▸ Given data:

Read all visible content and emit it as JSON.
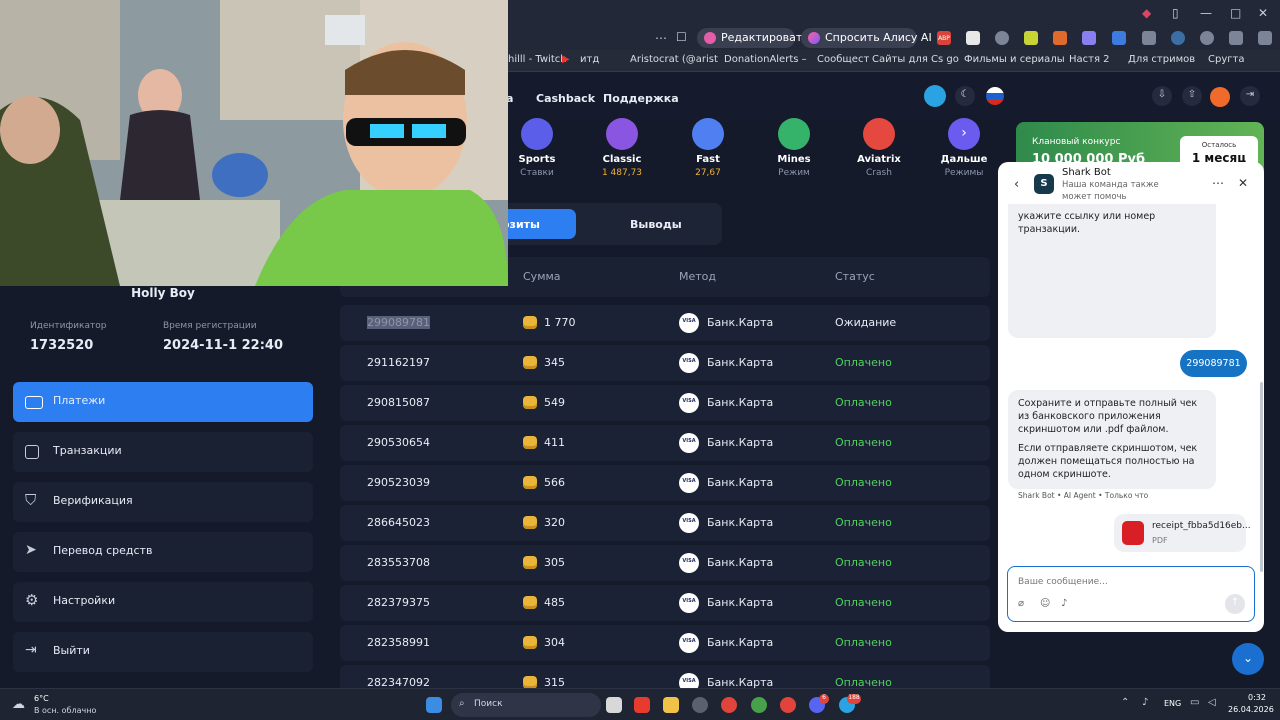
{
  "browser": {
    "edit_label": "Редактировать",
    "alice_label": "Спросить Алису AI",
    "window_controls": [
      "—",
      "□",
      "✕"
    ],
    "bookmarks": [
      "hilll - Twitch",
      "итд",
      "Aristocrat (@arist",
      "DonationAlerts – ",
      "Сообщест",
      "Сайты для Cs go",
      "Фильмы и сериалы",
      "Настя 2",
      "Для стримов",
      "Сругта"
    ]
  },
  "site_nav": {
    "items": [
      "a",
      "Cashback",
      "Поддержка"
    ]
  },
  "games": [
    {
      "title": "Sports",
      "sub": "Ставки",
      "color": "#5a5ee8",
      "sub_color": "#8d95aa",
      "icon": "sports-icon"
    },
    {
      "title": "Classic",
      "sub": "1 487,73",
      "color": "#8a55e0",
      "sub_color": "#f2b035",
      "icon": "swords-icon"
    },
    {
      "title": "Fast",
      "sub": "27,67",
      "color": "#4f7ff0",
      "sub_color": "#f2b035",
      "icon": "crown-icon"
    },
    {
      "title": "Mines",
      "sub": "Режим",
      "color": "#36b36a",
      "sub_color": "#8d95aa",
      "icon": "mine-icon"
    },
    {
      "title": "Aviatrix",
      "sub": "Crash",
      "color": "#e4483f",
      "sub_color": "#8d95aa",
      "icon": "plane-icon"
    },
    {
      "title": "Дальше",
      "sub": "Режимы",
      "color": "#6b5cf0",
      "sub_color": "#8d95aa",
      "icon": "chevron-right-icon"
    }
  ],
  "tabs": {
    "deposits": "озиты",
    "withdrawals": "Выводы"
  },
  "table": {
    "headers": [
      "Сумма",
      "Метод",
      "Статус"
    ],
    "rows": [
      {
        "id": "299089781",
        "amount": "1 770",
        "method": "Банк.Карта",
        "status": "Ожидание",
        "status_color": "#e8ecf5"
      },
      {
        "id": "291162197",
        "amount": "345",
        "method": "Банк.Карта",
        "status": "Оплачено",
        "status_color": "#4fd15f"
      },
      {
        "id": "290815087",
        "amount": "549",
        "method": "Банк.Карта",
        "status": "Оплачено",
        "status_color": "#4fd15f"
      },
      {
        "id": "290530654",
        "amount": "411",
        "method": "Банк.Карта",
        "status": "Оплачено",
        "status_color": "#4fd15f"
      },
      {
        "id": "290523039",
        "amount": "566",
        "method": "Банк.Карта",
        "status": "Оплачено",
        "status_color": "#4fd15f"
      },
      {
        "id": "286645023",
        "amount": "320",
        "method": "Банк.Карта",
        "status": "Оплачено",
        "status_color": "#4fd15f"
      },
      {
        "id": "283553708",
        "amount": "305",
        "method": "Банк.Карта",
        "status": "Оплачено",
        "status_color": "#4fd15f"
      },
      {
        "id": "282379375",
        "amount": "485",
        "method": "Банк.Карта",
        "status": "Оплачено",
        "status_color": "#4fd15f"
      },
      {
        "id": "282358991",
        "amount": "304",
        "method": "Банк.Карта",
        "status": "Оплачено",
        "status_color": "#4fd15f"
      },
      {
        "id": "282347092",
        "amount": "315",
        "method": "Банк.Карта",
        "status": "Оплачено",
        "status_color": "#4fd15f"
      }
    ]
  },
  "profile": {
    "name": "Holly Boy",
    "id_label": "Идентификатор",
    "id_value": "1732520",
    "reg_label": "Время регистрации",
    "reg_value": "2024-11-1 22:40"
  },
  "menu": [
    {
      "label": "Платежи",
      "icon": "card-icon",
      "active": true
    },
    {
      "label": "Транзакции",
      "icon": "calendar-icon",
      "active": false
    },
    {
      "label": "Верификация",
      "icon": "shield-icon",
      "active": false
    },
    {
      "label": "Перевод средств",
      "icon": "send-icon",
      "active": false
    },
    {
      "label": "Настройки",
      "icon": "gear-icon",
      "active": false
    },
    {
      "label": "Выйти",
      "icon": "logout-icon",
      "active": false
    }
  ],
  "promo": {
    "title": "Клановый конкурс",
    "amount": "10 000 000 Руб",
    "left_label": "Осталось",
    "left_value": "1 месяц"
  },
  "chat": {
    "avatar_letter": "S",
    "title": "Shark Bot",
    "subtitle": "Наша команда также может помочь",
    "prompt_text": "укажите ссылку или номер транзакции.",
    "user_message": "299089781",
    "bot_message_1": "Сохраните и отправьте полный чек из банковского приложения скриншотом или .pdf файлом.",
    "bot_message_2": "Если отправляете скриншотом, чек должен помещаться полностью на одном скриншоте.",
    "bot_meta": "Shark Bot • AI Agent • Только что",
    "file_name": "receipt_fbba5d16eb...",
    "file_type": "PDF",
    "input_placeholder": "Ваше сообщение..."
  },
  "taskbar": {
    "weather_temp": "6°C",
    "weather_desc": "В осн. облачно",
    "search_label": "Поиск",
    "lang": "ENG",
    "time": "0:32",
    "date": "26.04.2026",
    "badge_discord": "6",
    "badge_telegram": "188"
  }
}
==
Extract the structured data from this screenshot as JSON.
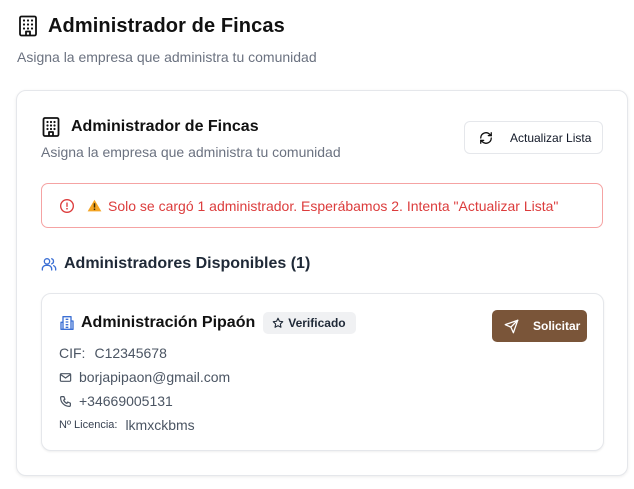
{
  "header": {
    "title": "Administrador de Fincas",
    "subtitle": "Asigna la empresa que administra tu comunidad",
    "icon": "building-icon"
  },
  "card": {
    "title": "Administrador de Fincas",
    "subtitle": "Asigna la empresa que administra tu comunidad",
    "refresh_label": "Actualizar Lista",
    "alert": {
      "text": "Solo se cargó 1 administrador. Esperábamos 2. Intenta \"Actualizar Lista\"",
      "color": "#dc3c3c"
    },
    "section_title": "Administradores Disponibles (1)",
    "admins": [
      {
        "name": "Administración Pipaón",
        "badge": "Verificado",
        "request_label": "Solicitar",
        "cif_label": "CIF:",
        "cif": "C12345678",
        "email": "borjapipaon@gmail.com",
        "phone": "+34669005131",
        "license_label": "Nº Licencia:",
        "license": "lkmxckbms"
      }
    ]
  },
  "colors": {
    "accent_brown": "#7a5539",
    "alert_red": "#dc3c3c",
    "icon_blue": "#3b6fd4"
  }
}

▸ Exercise description:
Find the word "Actualizar" in the material, then list each line that holds it.

▸ Worked solution:
    "refresh_label": "Actualizar Lista",
      "text": "Solo se cargó 1 administrador. Esperábamos 2. Intenta \"Actualizar Lista\"",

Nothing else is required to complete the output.